- _Exercise task_: Every line that holds "Notlettersboxx" should be shown.

- _Dataset entries_:

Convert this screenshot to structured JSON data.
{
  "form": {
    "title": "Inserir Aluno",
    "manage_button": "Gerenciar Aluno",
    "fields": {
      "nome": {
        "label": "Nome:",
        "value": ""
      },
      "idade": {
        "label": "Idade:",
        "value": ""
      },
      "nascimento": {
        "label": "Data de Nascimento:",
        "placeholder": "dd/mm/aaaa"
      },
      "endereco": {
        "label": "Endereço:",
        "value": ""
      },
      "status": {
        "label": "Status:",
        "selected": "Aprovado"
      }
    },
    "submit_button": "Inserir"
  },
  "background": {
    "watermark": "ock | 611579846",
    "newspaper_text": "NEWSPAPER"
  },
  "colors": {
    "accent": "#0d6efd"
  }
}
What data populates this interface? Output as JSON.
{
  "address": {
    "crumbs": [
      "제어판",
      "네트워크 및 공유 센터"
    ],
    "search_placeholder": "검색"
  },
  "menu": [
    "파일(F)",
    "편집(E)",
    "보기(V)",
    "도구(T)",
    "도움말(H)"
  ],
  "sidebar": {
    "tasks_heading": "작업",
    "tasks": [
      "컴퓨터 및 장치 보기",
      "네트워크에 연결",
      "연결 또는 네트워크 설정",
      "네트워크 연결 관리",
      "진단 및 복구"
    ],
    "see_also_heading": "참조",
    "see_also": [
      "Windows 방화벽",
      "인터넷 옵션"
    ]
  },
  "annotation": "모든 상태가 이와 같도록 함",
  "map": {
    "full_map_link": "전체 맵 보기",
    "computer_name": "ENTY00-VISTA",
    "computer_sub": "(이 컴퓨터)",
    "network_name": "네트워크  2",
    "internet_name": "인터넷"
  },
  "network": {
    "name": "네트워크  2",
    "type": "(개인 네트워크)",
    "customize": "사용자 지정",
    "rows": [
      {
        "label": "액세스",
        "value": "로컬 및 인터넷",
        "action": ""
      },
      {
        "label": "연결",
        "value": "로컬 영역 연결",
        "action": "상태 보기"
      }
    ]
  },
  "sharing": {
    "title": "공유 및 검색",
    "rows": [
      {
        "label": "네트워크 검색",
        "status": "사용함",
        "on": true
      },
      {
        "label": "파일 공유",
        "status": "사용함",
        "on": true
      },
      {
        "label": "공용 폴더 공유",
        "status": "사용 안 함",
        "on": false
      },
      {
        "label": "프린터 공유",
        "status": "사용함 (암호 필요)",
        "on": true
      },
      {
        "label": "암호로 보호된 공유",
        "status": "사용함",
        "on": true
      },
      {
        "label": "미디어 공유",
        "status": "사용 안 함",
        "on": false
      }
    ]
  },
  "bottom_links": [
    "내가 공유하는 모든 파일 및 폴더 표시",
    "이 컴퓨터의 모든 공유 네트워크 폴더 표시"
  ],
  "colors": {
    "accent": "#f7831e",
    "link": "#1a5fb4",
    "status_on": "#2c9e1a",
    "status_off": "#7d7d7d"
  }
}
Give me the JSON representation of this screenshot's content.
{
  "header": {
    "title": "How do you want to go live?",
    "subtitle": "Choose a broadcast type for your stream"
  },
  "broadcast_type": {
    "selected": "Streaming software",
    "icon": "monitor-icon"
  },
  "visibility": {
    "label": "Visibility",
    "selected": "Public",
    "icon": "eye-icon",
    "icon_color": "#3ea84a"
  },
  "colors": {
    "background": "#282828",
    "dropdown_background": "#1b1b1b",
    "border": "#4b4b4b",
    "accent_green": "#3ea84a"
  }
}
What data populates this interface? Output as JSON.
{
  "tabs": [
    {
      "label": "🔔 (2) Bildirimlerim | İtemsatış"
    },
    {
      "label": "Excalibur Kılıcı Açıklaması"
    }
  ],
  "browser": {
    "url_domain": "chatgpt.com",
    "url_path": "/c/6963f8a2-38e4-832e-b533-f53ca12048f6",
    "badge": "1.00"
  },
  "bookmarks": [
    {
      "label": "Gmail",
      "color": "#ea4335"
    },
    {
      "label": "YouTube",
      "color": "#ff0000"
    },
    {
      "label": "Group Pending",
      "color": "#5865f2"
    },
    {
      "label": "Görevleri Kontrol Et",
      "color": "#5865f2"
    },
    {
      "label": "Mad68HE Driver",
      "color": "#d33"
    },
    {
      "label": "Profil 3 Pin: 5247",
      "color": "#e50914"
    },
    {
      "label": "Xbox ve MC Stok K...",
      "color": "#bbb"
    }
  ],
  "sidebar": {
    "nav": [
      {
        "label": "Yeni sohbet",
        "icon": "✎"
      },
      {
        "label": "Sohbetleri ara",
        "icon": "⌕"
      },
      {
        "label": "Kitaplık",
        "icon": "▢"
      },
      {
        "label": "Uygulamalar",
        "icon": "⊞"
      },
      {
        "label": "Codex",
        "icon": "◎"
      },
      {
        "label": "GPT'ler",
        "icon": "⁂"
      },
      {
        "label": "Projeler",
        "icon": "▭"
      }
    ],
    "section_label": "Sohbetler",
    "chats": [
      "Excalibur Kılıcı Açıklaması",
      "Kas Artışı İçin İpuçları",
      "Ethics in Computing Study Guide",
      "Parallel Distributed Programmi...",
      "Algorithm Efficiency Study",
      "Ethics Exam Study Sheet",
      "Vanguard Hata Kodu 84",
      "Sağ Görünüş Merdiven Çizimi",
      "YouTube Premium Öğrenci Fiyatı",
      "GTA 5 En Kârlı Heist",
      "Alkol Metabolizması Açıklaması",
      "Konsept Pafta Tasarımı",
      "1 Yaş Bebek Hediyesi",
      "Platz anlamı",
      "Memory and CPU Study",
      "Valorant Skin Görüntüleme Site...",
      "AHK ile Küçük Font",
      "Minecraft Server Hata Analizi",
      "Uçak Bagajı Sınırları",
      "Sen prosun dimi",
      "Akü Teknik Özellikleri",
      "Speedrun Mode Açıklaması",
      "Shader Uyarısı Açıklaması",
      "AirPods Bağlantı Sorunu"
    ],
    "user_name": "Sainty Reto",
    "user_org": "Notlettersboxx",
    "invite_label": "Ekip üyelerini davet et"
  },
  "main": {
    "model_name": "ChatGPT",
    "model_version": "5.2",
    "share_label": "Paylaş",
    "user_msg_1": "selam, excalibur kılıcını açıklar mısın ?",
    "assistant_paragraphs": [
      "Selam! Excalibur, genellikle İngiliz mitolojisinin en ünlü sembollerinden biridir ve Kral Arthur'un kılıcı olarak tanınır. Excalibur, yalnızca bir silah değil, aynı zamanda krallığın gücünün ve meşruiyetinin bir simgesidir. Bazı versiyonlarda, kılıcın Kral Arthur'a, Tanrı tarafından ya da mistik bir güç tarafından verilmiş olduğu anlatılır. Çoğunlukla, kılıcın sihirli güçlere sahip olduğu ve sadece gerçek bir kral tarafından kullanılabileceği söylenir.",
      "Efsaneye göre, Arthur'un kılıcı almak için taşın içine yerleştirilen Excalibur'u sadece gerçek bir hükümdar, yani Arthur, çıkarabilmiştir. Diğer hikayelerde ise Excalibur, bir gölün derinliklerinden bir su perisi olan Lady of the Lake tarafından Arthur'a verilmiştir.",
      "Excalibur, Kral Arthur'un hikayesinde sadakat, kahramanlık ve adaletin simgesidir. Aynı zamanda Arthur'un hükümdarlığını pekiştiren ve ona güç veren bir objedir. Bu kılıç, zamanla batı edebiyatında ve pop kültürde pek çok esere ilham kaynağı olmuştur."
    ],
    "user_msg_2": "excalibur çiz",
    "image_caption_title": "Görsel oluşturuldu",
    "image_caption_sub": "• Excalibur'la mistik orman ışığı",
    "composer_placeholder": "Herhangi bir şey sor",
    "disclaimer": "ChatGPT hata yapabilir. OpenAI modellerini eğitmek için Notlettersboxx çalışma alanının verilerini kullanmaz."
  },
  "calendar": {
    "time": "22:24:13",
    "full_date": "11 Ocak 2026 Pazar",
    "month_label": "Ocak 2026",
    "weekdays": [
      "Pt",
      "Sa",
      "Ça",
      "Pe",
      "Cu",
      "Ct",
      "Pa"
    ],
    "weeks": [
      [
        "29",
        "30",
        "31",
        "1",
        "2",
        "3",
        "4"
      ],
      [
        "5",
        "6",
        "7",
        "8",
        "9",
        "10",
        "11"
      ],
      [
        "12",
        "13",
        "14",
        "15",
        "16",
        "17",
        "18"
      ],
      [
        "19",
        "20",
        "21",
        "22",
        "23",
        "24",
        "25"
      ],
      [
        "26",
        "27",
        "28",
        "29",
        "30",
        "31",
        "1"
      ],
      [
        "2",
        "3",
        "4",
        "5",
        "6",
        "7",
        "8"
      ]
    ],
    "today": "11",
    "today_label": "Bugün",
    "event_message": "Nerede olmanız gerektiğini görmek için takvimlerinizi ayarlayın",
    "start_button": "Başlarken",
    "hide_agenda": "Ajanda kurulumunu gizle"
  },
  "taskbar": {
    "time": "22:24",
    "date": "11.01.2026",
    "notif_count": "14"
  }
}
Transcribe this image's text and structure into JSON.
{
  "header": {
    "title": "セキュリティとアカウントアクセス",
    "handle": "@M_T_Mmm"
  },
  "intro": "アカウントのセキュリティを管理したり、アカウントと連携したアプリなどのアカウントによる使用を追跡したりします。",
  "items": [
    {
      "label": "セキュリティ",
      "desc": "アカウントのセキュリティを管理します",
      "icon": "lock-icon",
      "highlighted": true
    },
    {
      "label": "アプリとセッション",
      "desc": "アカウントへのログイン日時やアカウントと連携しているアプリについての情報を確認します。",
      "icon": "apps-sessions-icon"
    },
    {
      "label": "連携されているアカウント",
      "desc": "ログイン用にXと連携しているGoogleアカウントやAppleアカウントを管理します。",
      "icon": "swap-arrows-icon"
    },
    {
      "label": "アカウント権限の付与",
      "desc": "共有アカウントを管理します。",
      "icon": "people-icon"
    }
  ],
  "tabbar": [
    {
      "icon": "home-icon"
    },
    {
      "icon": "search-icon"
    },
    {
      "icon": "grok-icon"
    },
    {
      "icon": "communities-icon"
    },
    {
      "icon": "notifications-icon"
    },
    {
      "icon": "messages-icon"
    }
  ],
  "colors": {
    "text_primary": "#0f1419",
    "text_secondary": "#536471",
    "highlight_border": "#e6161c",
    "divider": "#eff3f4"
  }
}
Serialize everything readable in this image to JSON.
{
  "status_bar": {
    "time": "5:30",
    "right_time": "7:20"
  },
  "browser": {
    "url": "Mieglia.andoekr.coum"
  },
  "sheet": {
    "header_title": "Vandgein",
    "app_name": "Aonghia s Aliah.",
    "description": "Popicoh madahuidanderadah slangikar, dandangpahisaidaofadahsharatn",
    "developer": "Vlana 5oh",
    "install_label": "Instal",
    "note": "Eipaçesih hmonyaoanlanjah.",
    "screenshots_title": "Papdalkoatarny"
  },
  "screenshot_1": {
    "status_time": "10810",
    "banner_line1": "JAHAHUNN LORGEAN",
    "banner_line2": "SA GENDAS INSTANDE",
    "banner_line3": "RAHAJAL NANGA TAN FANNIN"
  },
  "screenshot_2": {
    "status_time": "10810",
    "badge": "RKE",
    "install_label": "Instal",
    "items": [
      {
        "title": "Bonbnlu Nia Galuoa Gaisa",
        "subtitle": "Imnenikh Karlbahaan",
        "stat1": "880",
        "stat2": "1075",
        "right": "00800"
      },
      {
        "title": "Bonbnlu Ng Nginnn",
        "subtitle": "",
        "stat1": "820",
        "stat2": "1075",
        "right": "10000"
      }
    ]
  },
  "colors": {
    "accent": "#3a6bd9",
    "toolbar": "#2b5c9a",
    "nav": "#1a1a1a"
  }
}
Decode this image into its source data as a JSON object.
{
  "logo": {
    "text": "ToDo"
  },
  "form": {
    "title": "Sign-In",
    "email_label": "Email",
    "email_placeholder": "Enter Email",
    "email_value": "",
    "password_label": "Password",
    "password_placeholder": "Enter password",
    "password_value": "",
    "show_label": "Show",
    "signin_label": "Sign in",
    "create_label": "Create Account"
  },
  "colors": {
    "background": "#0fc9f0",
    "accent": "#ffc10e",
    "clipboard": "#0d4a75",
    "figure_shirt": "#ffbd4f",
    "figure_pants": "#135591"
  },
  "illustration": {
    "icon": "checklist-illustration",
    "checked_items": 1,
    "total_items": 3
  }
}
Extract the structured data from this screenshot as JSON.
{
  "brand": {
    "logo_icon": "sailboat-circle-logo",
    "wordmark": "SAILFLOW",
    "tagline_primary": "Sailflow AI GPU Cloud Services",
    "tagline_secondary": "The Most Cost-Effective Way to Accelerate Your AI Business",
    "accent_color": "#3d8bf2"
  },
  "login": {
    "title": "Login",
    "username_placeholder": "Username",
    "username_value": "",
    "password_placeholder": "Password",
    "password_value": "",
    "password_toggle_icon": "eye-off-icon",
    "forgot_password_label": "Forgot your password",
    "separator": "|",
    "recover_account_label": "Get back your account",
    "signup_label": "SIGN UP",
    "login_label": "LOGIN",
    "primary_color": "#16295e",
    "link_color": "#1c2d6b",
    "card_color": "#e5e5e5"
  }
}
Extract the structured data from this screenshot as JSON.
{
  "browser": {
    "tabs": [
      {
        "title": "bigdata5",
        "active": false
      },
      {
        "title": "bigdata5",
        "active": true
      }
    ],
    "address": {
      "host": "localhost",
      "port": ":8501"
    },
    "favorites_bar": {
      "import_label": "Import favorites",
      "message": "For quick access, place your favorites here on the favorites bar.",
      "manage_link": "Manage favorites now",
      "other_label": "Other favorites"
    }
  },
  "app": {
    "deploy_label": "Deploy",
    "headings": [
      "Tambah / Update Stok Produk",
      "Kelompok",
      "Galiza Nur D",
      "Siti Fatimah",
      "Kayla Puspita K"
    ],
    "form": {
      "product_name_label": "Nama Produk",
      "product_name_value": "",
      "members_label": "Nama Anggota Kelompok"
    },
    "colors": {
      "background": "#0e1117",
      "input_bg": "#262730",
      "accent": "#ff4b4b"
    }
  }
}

- _Correct response_:
    "user_org": "Notlettersboxx",
    "disclaimer": "ChatGPT hata yapabilir. OpenAI modellerini eğitmek için Notlettersboxx çalışma alanının verilerini kullanmaz."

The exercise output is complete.